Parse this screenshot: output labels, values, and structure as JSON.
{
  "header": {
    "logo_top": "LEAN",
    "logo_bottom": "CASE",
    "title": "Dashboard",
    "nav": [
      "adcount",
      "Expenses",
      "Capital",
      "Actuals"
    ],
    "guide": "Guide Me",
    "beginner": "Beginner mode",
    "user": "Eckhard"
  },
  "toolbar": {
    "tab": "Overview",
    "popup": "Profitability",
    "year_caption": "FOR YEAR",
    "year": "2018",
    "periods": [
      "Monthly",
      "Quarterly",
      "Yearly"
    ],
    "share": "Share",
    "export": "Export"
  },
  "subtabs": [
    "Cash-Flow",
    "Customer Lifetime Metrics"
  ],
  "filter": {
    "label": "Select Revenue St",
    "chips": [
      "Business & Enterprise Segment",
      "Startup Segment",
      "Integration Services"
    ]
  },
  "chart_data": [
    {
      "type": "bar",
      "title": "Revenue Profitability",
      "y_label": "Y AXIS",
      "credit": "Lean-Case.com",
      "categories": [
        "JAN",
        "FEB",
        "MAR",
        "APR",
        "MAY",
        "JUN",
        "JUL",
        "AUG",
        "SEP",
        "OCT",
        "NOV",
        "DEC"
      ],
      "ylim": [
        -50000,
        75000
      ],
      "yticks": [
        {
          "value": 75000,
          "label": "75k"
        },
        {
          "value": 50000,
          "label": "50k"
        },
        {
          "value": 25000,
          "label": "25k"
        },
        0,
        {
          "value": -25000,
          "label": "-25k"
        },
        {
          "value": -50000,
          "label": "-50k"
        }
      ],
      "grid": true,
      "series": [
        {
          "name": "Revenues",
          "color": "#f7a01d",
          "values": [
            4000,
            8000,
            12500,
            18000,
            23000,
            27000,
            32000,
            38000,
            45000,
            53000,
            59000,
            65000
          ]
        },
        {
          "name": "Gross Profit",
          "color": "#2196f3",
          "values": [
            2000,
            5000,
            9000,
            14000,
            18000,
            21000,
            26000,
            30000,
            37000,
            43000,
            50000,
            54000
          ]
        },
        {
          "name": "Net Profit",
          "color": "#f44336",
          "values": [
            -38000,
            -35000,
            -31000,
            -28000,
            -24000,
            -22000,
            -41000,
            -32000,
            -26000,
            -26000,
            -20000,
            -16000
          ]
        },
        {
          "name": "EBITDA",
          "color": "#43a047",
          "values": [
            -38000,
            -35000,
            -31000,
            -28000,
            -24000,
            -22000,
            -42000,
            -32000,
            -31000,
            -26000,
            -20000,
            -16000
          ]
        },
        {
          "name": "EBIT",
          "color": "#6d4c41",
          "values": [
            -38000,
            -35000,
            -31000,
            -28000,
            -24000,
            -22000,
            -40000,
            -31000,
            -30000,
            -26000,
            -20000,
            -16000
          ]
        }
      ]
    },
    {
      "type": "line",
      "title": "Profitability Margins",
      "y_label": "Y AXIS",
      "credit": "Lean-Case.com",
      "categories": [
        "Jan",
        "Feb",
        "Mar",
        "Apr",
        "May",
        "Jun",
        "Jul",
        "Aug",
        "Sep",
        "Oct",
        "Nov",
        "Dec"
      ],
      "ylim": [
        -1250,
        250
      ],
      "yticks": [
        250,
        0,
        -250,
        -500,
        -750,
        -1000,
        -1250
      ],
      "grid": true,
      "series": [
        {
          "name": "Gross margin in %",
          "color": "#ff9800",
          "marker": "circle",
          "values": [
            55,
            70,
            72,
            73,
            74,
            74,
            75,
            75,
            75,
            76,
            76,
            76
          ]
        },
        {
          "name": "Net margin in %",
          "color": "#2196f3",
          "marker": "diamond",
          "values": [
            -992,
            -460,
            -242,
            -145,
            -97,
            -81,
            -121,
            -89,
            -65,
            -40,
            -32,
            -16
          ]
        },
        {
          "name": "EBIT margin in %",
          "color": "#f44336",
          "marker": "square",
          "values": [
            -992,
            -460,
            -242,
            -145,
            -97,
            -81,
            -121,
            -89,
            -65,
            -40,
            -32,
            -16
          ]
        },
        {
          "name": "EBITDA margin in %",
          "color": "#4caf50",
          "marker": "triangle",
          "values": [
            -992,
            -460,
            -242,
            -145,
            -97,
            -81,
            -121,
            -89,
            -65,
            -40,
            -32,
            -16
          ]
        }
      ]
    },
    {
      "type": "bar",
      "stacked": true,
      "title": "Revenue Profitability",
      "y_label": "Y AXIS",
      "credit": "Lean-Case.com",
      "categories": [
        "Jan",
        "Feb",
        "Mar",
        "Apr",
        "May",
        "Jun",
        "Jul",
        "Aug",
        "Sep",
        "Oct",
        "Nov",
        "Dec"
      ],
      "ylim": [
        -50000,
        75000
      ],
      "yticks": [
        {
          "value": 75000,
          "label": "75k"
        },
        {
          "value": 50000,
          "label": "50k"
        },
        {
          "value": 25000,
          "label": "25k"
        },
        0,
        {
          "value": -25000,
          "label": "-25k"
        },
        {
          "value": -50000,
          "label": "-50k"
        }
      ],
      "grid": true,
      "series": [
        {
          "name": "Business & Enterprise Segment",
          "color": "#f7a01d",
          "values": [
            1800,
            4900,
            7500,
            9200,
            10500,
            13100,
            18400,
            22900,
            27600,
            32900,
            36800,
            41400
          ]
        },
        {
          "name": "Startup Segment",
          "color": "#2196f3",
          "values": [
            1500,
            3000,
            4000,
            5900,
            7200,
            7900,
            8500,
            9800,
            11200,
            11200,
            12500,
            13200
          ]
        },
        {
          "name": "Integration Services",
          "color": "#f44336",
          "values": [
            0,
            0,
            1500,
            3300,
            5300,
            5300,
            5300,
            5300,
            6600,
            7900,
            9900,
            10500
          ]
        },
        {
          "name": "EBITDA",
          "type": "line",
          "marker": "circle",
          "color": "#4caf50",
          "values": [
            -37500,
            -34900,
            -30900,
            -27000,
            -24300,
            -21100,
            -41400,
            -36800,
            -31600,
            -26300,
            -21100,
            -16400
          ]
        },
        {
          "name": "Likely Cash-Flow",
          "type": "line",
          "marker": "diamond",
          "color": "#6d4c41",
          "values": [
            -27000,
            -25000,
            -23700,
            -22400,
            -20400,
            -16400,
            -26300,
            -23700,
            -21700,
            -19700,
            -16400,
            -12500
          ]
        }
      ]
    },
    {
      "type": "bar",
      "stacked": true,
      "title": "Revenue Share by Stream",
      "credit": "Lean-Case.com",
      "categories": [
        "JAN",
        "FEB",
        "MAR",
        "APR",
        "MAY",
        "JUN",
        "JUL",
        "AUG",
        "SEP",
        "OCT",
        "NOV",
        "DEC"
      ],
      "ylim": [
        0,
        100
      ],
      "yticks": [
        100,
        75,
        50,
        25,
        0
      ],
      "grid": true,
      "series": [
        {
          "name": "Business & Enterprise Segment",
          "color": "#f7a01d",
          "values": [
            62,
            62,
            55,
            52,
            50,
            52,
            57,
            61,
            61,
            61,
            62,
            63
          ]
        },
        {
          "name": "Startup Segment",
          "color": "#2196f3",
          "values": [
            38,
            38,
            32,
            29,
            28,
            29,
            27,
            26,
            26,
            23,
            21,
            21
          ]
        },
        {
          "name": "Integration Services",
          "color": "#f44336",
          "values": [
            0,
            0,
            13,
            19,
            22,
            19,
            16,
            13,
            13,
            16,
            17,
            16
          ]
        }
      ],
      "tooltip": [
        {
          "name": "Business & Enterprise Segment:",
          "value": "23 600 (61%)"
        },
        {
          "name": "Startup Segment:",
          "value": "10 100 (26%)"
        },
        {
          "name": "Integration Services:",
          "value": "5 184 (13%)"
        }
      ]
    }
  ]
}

-=-=-=-=-

Challenge: Within the listing above, find every line containing the string "title" and return it.

Completed task:
    "title": "Dashboard",
      "title": "Revenue Profitability",
      "title": "Profitability Margins",
      "title": "Revenue Profitability",
      "title": "Revenue Share by Stream",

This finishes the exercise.